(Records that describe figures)
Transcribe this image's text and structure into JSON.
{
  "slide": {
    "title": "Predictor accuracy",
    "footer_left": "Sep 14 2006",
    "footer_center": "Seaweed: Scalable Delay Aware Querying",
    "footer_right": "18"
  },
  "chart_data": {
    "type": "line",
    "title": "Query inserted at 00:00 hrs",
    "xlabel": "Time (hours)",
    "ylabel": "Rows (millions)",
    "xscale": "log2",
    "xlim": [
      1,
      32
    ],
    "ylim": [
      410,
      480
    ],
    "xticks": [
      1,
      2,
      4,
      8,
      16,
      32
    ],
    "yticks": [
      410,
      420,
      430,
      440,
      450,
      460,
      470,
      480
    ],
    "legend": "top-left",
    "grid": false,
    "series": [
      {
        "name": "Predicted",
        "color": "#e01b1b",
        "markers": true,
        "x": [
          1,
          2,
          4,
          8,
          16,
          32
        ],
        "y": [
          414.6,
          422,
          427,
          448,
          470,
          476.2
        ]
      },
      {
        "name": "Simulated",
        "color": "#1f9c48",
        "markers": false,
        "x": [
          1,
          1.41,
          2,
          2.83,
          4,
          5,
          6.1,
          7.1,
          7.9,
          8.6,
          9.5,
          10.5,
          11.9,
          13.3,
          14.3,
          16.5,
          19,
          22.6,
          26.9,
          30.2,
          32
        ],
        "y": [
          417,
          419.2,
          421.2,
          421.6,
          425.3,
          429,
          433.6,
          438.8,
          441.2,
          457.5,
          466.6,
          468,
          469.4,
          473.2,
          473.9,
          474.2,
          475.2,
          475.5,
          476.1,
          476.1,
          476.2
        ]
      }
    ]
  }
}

WHAT YOU HAVE TO DO – Return each line of the listing that holds the string "title".

OUTPUT FOR THIS TASK –
    "title": "Predictor accuracy",
    "title": "Query inserted at 00:00 hrs",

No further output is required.